Output every entry exactly as written, skipping any pictures.
-- begin --
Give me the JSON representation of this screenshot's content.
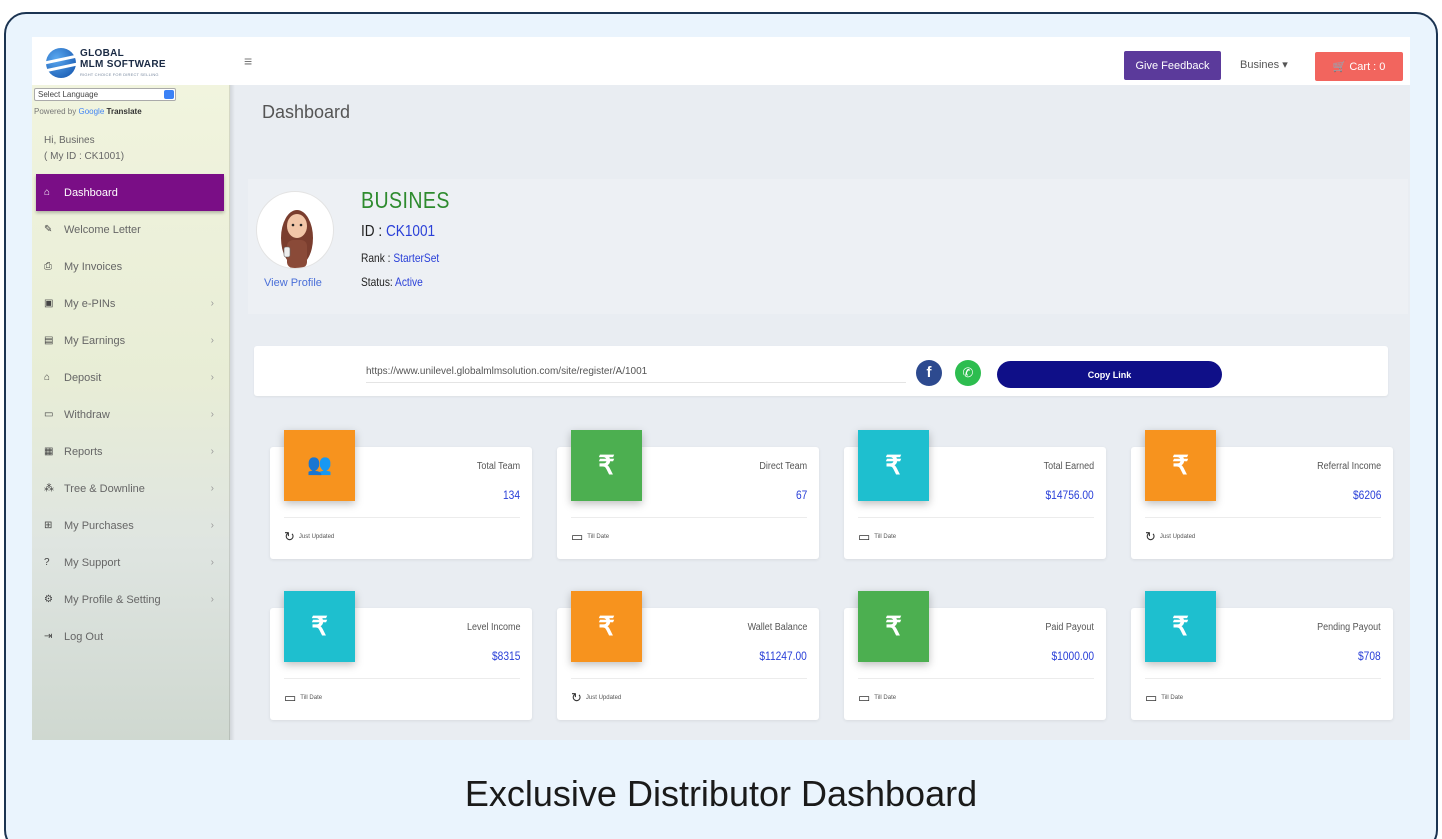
{
  "caption": "Exclusive Distributor Dashboard",
  "topbar": {
    "logo_line1": "GLOBAL",
    "logo_line2": "MLM SOFTWARE",
    "logo_tagline": "RIGHT CHOICE FOR DIRECT SELLING",
    "menu_icon": "hamburger-icon",
    "feedback_label": "Give Feedback",
    "user_label": "Busines ▾",
    "cart_label": "Cart : 0"
  },
  "sidebar": {
    "language_select": "Select Language",
    "powered_prefix": "Powered by",
    "powered_google": "Google",
    "powered_translate": "Translate",
    "greeting": "Hi, Busines",
    "my_id": "( My ID : CK1001)",
    "items": [
      {
        "label": "Dashboard",
        "icon": "home-icon",
        "glyph": "⌂",
        "has_children": false,
        "active": true
      },
      {
        "label": "Welcome Letter",
        "icon": "document-icon",
        "glyph": "✎",
        "has_children": false
      },
      {
        "label": "My Invoices",
        "icon": "printer-icon",
        "glyph": "⎙",
        "has_children": false
      },
      {
        "label": "My e-PINs",
        "icon": "pin-card-icon",
        "glyph": "▣",
        "has_children": true
      },
      {
        "label": "My Earnings",
        "icon": "money-icon",
        "glyph": "▤",
        "has_children": true
      },
      {
        "label": "Deposit",
        "icon": "bank-icon",
        "glyph": "⌂",
        "has_children": true
      },
      {
        "label": "Withdraw",
        "icon": "cash-icon",
        "glyph": "▭",
        "has_children": true
      },
      {
        "label": "Reports",
        "icon": "report-icon",
        "glyph": "▦",
        "has_children": true
      },
      {
        "label": "Tree & Downline",
        "icon": "tree-icon",
        "glyph": "⁂",
        "has_children": true
      },
      {
        "label": "My Purchases",
        "icon": "cart-icon",
        "glyph": "⊞",
        "has_children": true
      },
      {
        "label": "My Support",
        "icon": "question-icon",
        "glyph": "?",
        "has_children": true
      },
      {
        "label": "My Profile & Setting",
        "icon": "gear-icon",
        "glyph": "⚙",
        "has_children": true
      },
      {
        "label": "Log Out",
        "icon": "logout-icon",
        "glyph": "⇥",
        "has_children": false
      }
    ]
  },
  "main": {
    "page_title": "Dashboard",
    "profile": {
      "name": "BUSINES",
      "id_label": "ID : ",
      "id_value": "CK1001",
      "rank_label": "Rank : ",
      "rank_value": "StarterSet",
      "status_label": "Status: ",
      "status_value": "Active",
      "view_profile": "View Profile"
    },
    "referral": {
      "url": "https://www.unilevel.globalmlmsolution.com/site/register/A/1001",
      "facebook_glyph": "f",
      "whatsapp_glyph": "✆",
      "copy_label": "Copy Link"
    },
    "stats": [
      {
        "label": "Total Team",
        "value": "134",
        "footer": "Just Updated",
        "foot_icon": "refresh-icon",
        "foot_glyph": "↻",
        "icon": "team-icon",
        "glyph": "👥",
        "color": "#f7931e"
      },
      {
        "label": "Direct Team",
        "value": "67",
        "footer": "Till Date",
        "foot_icon": "calendar-icon",
        "foot_glyph": "▭",
        "icon": "rupee-icon",
        "glyph": "₹",
        "color": "#4caf50"
      },
      {
        "label": "Total Earned",
        "value": "$14756.00",
        "footer": "Till Date",
        "foot_icon": "calendar-icon",
        "foot_glyph": "▭",
        "icon": "rupee-icon",
        "glyph": "₹",
        "color": "#1ebfcf"
      },
      {
        "label": "Referral Income",
        "value": "$6206",
        "footer": "Just Updated",
        "foot_icon": "refresh-icon",
        "foot_glyph": "↻",
        "icon": "rupee-icon",
        "glyph": "₹",
        "color": "#f7931e"
      },
      {
        "label": "Level Income",
        "value": "$8315",
        "footer": "Till Date",
        "foot_icon": "calendar-icon",
        "foot_glyph": "▭",
        "icon": "rupee-icon",
        "glyph": "₹",
        "color": "#1ebfcf"
      },
      {
        "label": "Wallet Balance",
        "value": "$11247.00",
        "footer": "Just Updated",
        "foot_icon": "refresh-icon",
        "foot_glyph": "↻",
        "icon": "rupee-icon",
        "glyph": "₹",
        "color": "#f7931e"
      },
      {
        "label": "Paid Payout",
        "value": "$1000.00",
        "footer": "Till Date",
        "foot_icon": "calendar-icon",
        "foot_glyph": "▭",
        "icon": "rupee-icon",
        "glyph": "₹",
        "color": "#4caf50"
      },
      {
        "label": "Pending Payout",
        "value": "$708",
        "footer": "Till Date",
        "foot_icon": "calendar-icon",
        "foot_glyph": "▭",
        "icon": "rupee-icon",
        "glyph": "₹",
        "color": "#1ebfcf"
      }
    ]
  }
}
-- end --
Solution for this exercise>
Give me the JSON representation of this screenshot's content.
{
  "caption": "Exclusive Distributor Dashboard",
  "topbar": {
    "logo_line1": "GLOBAL",
    "logo_line2": "MLM SOFTWARE",
    "logo_tagline": "RIGHT CHOICE FOR DIRECT SELLING",
    "menu_icon": "hamburger-icon",
    "feedback_label": "Give Feedback",
    "user_label": "Busines ▾",
    "cart_label": "Cart : 0"
  },
  "sidebar": {
    "language_select": "Select Language",
    "powered_prefix": "Powered by",
    "powered_google": "Google",
    "powered_translate": "Translate",
    "greeting": "Hi, Busines",
    "my_id": "( My ID : CK1001)",
    "items": [
      {
        "label": "Dashboard",
        "icon": "home-icon",
        "glyph": "⌂",
        "has_children": false,
        "active": true
      },
      {
        "label": "Welcome Letter",
        "icon": "document-icon",
        "glyph": "✎",
        "has_children": false
      },
      {
        "label": "My Invoices",
        "icon": "printer-icon",
        "glyph": "⎙",
        "has_children": false
      },
      {
        "label": "My e-PINs",
        "icon": "pin-card-icon",
        "glyph": "▣",
        "has_children": true
      },
      {
        "label": "My Earnings",
        "icon": "money-icon",
        "glyph": "▤",
        "has_children": true
      },
      {
        "label": "Deposit",
        "icon": "bank-icon",
        "glyph": "⌂",
        "has_children": true
      },
      {
        "label": "Withdraw",
        "icon": "cash-icon",
        "glyph": "▭",
        "has_children": true
      },
      {
        "label": "Reports",
        "icon": "report-icon",
        "glyph": "▦",
        "has_children": true
      },
      {
        "label": "Tree & Downline",
        "icon": "tree-icon",
        "glyph": "⁂",
        "has_children": true
      },
      {
        "label": "My Purchases",
        "icon": "cart-icon",
        "glyph": "⊞",
        "has_children": true
      },
      {
        "label": "My Support",
        "icon": "question-icon",
        "glyph": "?",
        "has_children": true
      },
      {
        "label": "My Profile & Setting",
        "icon": "gear-icon",
        "glyph": "⚙",
        "has_children": true
      },
      {
        "label": "Log Out",
        "icon": "logout-icon",
        "glyph": "⇥",
        "has_children": false
      }
    ]
  },
  "main": {
    "page_title": "Dashboard",
    "profile": {
      "name": "BUSINES",
      "id_label": "ID : ",
      "id_value": "CK1001",
      "rank_label": "Rank : ",
      "rank_value": "StarterSet",
      "status_label": "Status: ",
      "status_value": "Active",
      "view_profile": "View Profile"
    },
    "referral": {
      "url": "https://www.unilevel.globalmlmsolution.com/site/register/A/1001",
      "facebook_glyph": "f",
      "whatsapp_glyph": "✆",
      "copy_label": "Copy Link"
    },
    "stats": [
      {
        "label": "Total Team",
        "value": "134",
        "footer": "Just Updated",
        "foot_icon": "refresh-icon",
        "foot_glyph": "↻",
        "icon": "team-icon",
        "glyph": "👥",
        "color": "#f7931e"
      },
      {
        "label": "Direct Team",
        "value": "67",
        "footer": "Till Date",
        "foot_icon": "calendar-icon",
        "foot_glyph": "▭",
        "icon": "rupee-icon",
        "glyph": "₹",
        "color": "#4caf50"
      },
      {
        "label": "Total Earned",
        "value": "$14756.00",
        "footer": "Till Date",
        "foot_icon": "calendar-icon",
        "foot_glyph": "▭",
        "icon": "rupee-icon",
        "glyph": "₹",
        "color": "#1ebfcf"
      },
      {
        "label": "Referral Income",
        "value": "$6206",
        "footer": "Just Updated",
        "foot_icon": "refresh-icon",
        "foot_glyph": "↻",
        "icon": "rupee-icon",
        "glyph": "₹",
        "color": "#f7931e"
      },
      {
        "label": "Level Income",
        "value": "$8315",
        "footer": "Till Date",
        "foot_icon": "calendar-icon",
        "foot_glyph": "▭",
        "icon": "rupee-icon",
        "glyph": "₹",
        "color": "#1ebfcf"
      },
      {
        "label": "Wallet Balance",
        "value": "$11247.00",
        "footer": "Just Updated",
        "foot_icon": "refresh-icon",
        "foot_glyph": "↻",
        "icon": "rupee-icon",
        "glyph": "₹",
        "color": "#f7931e"
      },
      {
        "label": "Paid Payout",
        "value": "$1000.00",
        "footer": "Till Date",
        "foot_icon": "calendar-icon",
        "foot_glyph": "▭",
        "icon": "rupee-icon",
        "glyph": "₹",
        "color": "#4caf50"
      },
      {
        "label": "Pending Payout",
        "value": "$708",
        "footer": "Till Date",
        "foot_icon": "calendar-icon",
        "foot_glyph": "▭",
        "icon": "rupee-icon",
        "glyph": "₹",
        "color": "#1ebfcf"
      }
    ]
  }
}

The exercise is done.